§ YOUR INSTRUCTIONS
Below is a listing to transcribe in full and exactly; keep the pictures out.

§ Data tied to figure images
------------

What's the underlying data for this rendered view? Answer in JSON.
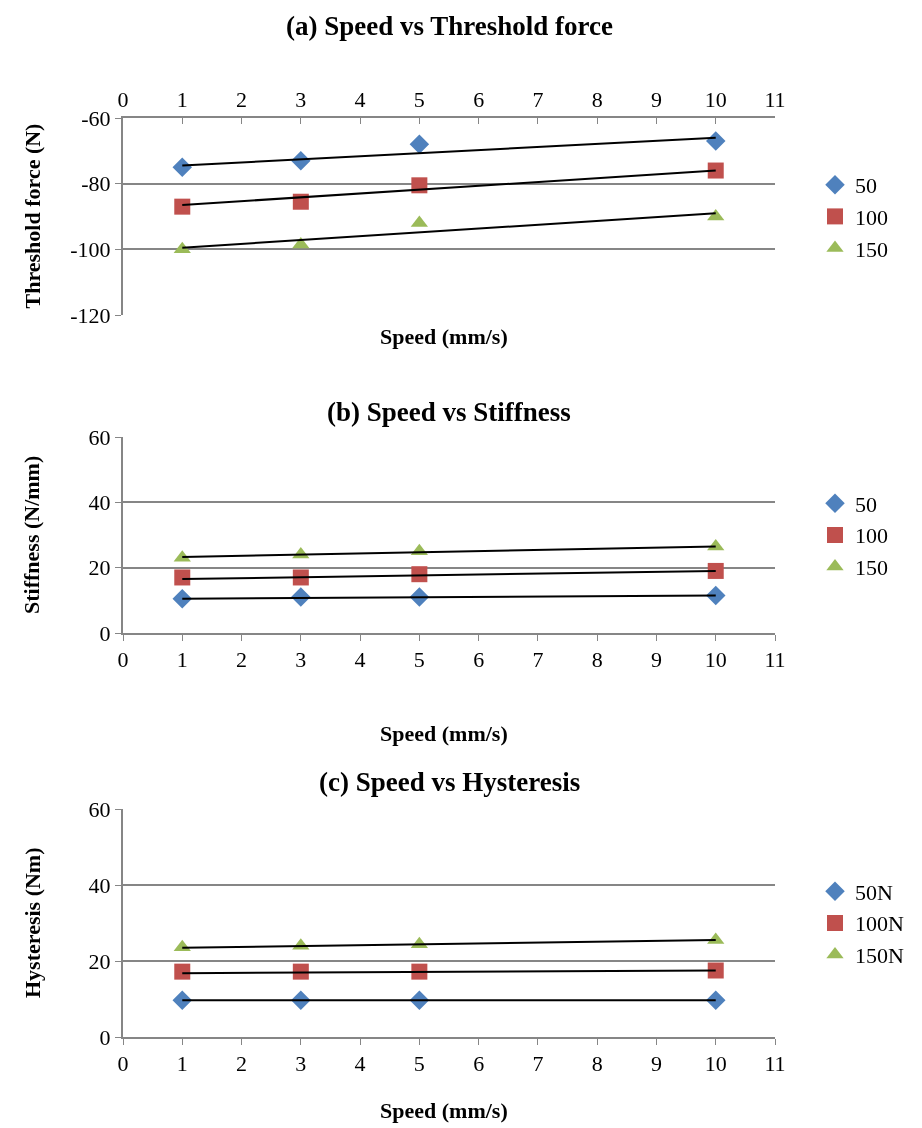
{
  "chart_data": [
    {
      "type": "scatter",
      "title": "(a) Speed vs Threshold force",
      "xlabel": "Speed (mm/s)",
      "ylabel": "Threshold force (N)",
      "xlim": [
        0,
        11
      ],
      "xticks": [
        0,
        1,
        2,
        3,
        4,
        5,
        6,
        7,
        8,
        9,
        10,
        11
      ],
      "ylim": [
        -120,
        -60
      ],
      "yticks": [
        -120,
        -100,
        -80,
        -60
      ],
      "grid": "y",
      "legend": "right",
      "series": [
        {
          "name": "50",
          "color": "#4f81bd",
          "marker": "diamond",
          "x": [
            1,
            3,
            5,
            10
          ],
          "values": [
            -75,
            -73,
            -68,
            -67
          ]
        },
        {
          "name": "100",
          "color": "#c0504d",
          "marker": "square",
          "x": [
            1,
            3,
            5,
            10
          ],
          "values": [
            -87,
            -85.5,
            -80.5,
            -76
          ]
        },
        {
          "name": "150",
          "color": "#9bbb59",
          "marker": "triangle",
          "x": [
            1,
            3,
            5,
            10
          ],
          "values": [
            -100,
            -98.5,
            -92,
            -90
          ]
        },
        {
          "type": "line",
          "color": "#000000",
          "marker": "none",
          "x": [
            1,
            10
          ],
          "values": [
            -74.5,
            -66
          ]
        },
        {
          "type": "line",
          "color": "#000000",
          "marker": "none",
          "x": [
            1,
            10
          ],
          "values": [
            -86.5,
            -76
          ]
        },
        {
          "type": "line",
          "color": "#000000",
          "marker": "none",
          "x": [
            1,
            10
          ],
          "values": [
            -99.5,
            -89
          ]
        }
      ]
    },
    {
      "type": "scatter",
      "title": "(b) Speed vs Stiffness",
      "xlabel": "Speed (mm/s)",
      "ylabel": "Stiffness (N/mm)",
      "xlim": [
        0,
        11
      ],
      "xticks": [
        0,
        1,
        2,
        3,
        4,
        5,
        6,
        7,
        8,
        9,
        10,
        11
      ],
      "ylim": [
        0,
        60
      ],
      "yticks": [
        0,
        20,
        40,
        60
      ],
      "grid": "y",
      "legend": "right",
      "series": [
        {
          "name": "50",
          "color": "#4f81bd",
          "marker": "diamond",
          "x": [
            1,
            3,
            5,
            10
          ],
          "values": [
            10.5,
            11,
            11,
            11.5
          ]
        },
        {
          "name": "100",
          "color": "#c0504d",
          "marker": "square",
          "x": [
            1,
            3,
            5,
            10
          ],
          "values": [
            17,
            17,
            18,
            19
          ]
        },
        {
          "name": "150",
          "color": "#9bbb59",
          "marker": "triangle",
          "x": [
            1,
            3,
            5,
            10
          ],
          "values": [
            23,
            24,
            25,
            26.5
          ]
        },
        {
          "type": "line",
          "color": "#000000",
          "marker": "none",
          "x": [
            1,
            10
          ],
          "values": [
            10.5,
            11.5
          ]
        },
        {
          "type": "line",
          "color": "#000000",
          "marker": "none",
          "x": [
            1,
            10
          ],
          "values": [
            16.5,
            19
          ]
        },
        {
          "type": "line",
          "color": "#000000",
          "marker": "none",
          "x": [
            1,
            10
          ],
          "values": [
            23.3,
            26.5
          ]
        }
      ]
    },
    {
      "type": "scatter",
      "title": "(c) Speed vs Hysteresis",
      "xlabel": "Speed (mm/s)",
      "ylabel": "Hysteresis (Nm)",
      "xlim": [
        0,
        11
      ],
      "xticks": [
        0,
        1,
        2,
        3,
        4,
        5,
        6,
        7,
        8,
        9,
        10,
        11
      ],
      "ylim": [
        0,
        60
      ],
      "yticks": [
        0,
        20,
        40,
        60
      ],
      "grid": "y",
      "legend": "right",
      "series": [
        {
          "name": "50N",
          "color": "#4f81bd",
          "marker": "diamond",
          "x": [
            1,
            3,
            5,
            10
          ],
          "values": [
            9.7,
            9.7,
            9.7,
            9.7
          ]
        },
        {
          "name": "100N",
          "color": "#c0504d",
          "marker": "square",
          "x": [
            1,
            3,
            5,
            10
          ],
          "values": [
            17.2,
            17.2,
            17.2,
            17.5
          ]
        },
        {
          "name": "150N",
          "color": "#9bbb59",
          "marker": "triangle",
          "x": [
            1,
            3,
            5,
            10
          ],
          "values": [
            23.6,
            24,
            24.4,
            25.5
          ]
        },
        {
          "type": "line",
          "color": "#000000",
          "marker": "none",
          "x": [
            1,
            10
          ],
          "values": [
            9.7,
            9.7
          ]
        },
        {
          "type": "line",
          "color": "#000000",
          "marker": "none",
          "x": [
            1,
            10
          ],
          "values": [
            16.8,
            17.5
          ]
        },
        {
          "type": "line",
          "color": "#000000",
          "marker": "none",
          "x": [
            1,
            10
          ],
          "values": [
            23.5,
            25.5
          ]
        }
      ]
    }
  ]
}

------------

§ SOLUTION TO THIS EXERCISE
What's the underlying data for this rendered view? Answer in JSON.
{
  "chart_data": [
    {
      "type": "scatter",
      "title": "(a) Speed vs Threshold force",
      "xlabel": "Speed (mm/s)",
      "ylabel": "Threshold force (N)",
      "xlim": [
        0,
        11
      ],
      "xticks": [
        0,
        1,
        2,
        3,
        4,
        5,
        6,
        7,
        8,
        9,
        10,
        11
      ],
      "ylim": [
        -120,
        -60
      ],
      "yticks": [
        -120,
        -100,
        -80,
        -60
      ],
      "grid": "y",
      "legend": "right",
      "series": [
        {
          "name": "50",
          "color": "#4f81bd",
          "marker": "diamond",
          "x": [
            1,
            3,
            5,
            10
          ],
          "values": [
            -75,
            -73,
            -68,
            -67
          ]
        },
        {
          "name": "100",
          "color": "#c0504d",
          "marker": "square",
          "x": [
            1,
            3,
            5,
            10
          ],
          "values": [
            -87,
            -85.5,
            -80.5,
            -76
          ]
        },
        {
          "name": "150",
          "color": "#9bbb59",
          "marker": "triangle",
          "x": [
            1,
            3,
            5,
            10
          ],
          "values": [
            -100,
            -98.5,
            -92,
            -90
          ]
        },
        {
          "type": "line",
          "color": "#000000",
          "marker": "none",
          "x": [
            1,
            10
          ],
          "values": [
            -74.5,
            -66
          ]
        },
        {
          "type": "line",
          "color": "#000000",
          "marker": "none",
          "x": [
            1,
            10
          ],
          "values": [
            -86.5,
            -76
          ]
        },
        {
          "type": "line",
          "color": "#000000",
          "marker": "none",
          "x": [
            1,
            10
          ],
          "values": [
            -99.5,
            -89
          ]
        }
      ]
    },
    {
      "type": "scatter",
      "title": "(b) Speed vs Stiffness",
      "xlabel": "Speed (mm/s)",
      "ylabel": "Stiffness (N/mm)",
      "xlim": [
        0,
        11
      ],
      "xticks": [
        0,
        1,
        2,
        3,
        4,
        5,
        6,
        7,
        8,
        9,
        10,
        11
      ],
      "ylim": [
        0,
        60
      ],
      "yticks": [
        0,
        20,
        40,
        60
      ],
      "grid": "y",
      "legend": "right",
      "series": [
        {
          "name": "50",
          "color": "#4f81bd",
          "marker": "diamond",
          "x": [
            1,
            3,
            5,
            10
          ],
          "values": [
            10.5,
            11,
            11,
            11.5
          ]
        },
        {
          "name": "100",
          "color": "#c0504d",
          "marker": "square",
          "x": [
            1,
            3,
            5,
            10
          ],
          "values": [
            17,
            17,
            18,
            19
          ]
        },
        {
          "name": "150",
          "color": "#9bbb59",
          "marker": "triangle",
          "x": [
            1,
            3,
            5,
            10
          ],
          "values": [
            23,
            24,
            25,
            26.5
          ]
        },
        {
          "type": "line",
          "color": "#000000",
          "marker": "none",
          "x": [
            1,
            10
          ],
          "values": [
            10.5,
            11.5
          ]
        },
        {
          "type": "line",
          "color": "#000000",
          "marker": "none",
          "x": [
            1,
            10
          ],
          "values": [
            16.5,
            19
          ]
        },
        {
          "type": "line",
          "color": "#000000",
          "marker": "none",
          "x": [
            1,
            10
          ],
          "values": [
            23.3,
            26.5
          ]
        }
      ]
    },
    {
      "type": "scatter",
      "title": "(c) Speed vs Hysteresis",
      "xlabel": "Speed (mm/s)",
      "ylabel": "Hysteresis (Nm)",
      "xlim": [
        0,
        11
      ],
      "xticks": [
        0,
        1,
        2,
        3,
        4,
        5,
        6,
        7,
        8,
        9,
        10,
        11
      ],
      "ylim": [
        0,
        60
      ],
      "yticks": [
        0,
        20,
        40,
        60
      ],
      "grid": "y",
      "legend": "right",
      "series": [
        {
          "name": "50N",
          "color": "#4f81bd",
          "marker": "diamond",
          "x": [
            1,
            3,
            5,
            10
          ],
          "values": [
            9.7,
            9.7,
            9.7,
            9.7
          ]
        },
        {
          "name": "100N",
          "color": "#c0504d",
          "marker": "square",
          "x": [
            1,
            3,
            5,
            10
          ],
          "values": [
            17.2,
            17.2,
            17.2,
            17.5
          ]
        },
        {
          "name": "150N",
          "color": "#9bbb59",
          "marker": "triangle",
          "x": [
            1,
            3,
            5,
            10
          ],
          "values": [
            23.6,
            24,
            24.4,
            25.5
          ]
        },
        {
          "type": "line",
          "color": "#000000",
          "marker": "none",
          "x": [
            1,
            10
          ],
          "values": [
            9.7,
            9.7
          ]
        },
        {
          "type": "line",
          "color": "#000000",
          "marker": "none",
          "x": [
            1,
            10
          ],
          "values": [
            16.8,
            17.5
          ]
        },
        {
          "type": "line",
          "color": "#000000",
          "marker": "none",
          "x": [
            1,
            10
          ],
          "values": [
            23.5,
            25.5
          ]
        }
      ]
    }
  ]
}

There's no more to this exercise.